Problem to work on -
Provide nothing but the number of lines containing the string "first".

Data entries -
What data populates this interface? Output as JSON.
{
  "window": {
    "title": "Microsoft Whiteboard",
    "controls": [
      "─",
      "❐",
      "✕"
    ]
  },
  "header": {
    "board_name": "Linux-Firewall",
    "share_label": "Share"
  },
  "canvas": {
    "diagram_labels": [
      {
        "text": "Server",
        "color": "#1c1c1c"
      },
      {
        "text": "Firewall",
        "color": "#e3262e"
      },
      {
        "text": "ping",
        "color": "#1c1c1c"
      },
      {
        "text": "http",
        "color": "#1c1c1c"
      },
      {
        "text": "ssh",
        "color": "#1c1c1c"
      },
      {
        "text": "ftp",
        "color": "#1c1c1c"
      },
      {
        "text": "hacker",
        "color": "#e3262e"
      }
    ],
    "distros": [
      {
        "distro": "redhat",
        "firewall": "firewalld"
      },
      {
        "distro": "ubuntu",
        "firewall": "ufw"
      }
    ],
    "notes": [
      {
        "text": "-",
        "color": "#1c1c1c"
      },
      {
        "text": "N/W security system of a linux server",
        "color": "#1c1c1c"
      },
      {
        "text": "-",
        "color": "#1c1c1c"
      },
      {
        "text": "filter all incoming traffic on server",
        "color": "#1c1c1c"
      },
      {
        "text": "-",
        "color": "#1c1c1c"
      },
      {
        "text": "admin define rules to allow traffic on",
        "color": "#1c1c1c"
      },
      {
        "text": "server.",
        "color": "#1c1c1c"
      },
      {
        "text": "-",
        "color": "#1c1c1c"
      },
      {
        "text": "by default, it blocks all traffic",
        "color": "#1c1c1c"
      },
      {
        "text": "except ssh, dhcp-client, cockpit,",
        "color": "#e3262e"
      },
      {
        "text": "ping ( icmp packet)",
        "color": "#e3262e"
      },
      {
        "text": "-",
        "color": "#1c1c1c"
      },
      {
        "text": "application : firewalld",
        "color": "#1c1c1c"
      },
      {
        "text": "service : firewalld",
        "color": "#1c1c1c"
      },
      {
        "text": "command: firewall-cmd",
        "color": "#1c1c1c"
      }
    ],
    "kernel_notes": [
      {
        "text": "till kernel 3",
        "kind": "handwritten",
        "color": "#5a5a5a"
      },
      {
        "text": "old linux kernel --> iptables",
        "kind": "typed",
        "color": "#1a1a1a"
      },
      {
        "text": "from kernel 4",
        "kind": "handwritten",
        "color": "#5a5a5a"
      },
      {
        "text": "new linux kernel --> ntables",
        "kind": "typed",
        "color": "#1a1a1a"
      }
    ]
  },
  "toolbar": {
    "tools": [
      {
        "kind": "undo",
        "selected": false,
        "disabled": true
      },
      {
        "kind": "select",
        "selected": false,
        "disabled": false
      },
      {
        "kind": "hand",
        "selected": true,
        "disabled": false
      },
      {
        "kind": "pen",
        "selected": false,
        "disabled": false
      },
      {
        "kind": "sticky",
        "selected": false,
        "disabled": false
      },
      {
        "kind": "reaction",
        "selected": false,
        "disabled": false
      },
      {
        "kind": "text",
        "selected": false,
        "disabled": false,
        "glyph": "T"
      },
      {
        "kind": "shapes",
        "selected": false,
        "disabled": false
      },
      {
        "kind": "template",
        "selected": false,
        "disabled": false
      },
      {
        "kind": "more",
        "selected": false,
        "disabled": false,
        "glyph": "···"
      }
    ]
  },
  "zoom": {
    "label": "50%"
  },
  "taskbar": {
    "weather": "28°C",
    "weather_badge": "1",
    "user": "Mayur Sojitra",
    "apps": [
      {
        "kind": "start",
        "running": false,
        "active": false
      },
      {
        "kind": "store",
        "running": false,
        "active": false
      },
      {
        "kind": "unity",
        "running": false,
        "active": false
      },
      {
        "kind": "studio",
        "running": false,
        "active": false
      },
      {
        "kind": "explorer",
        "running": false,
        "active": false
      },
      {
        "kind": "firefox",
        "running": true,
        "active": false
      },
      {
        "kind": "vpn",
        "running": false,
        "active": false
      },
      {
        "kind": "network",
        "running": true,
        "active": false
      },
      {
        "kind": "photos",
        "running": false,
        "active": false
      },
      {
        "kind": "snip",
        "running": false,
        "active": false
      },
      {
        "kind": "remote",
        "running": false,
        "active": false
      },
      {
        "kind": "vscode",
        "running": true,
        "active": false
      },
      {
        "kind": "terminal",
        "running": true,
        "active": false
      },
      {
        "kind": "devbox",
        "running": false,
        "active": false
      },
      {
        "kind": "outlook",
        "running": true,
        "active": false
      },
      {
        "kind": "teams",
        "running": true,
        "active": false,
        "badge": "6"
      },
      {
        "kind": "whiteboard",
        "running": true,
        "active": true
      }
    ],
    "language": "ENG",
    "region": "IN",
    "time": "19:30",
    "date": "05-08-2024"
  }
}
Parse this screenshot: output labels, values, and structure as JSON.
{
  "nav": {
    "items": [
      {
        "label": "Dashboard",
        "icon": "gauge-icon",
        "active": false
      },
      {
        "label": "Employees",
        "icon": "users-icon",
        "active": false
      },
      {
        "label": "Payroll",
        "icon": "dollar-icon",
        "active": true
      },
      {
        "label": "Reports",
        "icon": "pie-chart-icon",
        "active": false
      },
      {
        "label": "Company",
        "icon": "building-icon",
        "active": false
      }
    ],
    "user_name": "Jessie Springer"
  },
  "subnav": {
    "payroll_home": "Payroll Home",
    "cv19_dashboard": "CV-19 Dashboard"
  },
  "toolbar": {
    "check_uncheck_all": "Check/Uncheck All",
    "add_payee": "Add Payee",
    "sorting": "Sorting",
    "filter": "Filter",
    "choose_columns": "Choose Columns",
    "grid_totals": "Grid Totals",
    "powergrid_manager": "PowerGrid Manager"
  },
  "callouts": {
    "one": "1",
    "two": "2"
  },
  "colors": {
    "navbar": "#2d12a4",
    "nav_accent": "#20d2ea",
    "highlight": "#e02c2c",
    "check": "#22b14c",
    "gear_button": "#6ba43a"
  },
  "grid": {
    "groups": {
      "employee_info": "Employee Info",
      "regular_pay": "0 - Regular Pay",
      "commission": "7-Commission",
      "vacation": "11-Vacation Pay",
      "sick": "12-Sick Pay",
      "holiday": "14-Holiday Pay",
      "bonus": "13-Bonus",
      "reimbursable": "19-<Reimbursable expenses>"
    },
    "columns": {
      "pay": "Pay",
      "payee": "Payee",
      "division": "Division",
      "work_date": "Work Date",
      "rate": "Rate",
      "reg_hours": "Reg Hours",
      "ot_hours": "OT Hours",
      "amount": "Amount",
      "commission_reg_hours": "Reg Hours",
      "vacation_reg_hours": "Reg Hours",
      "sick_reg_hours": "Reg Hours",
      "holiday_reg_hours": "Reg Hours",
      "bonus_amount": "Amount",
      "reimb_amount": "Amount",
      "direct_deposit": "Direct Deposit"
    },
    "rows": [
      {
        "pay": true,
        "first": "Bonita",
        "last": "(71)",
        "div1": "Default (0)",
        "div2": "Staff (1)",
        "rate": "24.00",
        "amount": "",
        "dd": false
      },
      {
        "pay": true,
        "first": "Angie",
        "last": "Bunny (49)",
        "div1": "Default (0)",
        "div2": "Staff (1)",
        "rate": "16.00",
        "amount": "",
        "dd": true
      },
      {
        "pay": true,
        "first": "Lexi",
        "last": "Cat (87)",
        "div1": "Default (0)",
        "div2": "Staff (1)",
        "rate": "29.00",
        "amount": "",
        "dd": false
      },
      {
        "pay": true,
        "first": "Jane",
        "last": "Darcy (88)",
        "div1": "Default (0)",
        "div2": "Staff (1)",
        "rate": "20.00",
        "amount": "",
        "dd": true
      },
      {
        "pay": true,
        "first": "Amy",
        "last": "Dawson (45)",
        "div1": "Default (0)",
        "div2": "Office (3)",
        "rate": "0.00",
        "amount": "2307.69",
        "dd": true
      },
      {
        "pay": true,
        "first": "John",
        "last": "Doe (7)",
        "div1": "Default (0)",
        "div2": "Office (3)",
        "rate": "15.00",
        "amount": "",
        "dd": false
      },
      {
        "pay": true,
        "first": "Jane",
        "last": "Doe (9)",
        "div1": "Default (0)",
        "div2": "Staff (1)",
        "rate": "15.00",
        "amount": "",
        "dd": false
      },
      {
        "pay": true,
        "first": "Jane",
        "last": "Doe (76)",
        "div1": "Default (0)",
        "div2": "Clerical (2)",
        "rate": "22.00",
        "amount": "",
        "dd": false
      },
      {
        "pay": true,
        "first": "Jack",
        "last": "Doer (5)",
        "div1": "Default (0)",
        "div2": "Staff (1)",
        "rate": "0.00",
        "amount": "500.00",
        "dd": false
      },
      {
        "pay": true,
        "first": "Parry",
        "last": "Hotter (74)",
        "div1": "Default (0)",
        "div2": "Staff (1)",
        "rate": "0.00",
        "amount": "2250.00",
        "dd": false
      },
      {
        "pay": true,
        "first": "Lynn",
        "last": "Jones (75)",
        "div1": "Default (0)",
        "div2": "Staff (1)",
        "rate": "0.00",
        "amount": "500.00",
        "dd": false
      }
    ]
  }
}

Solution -
11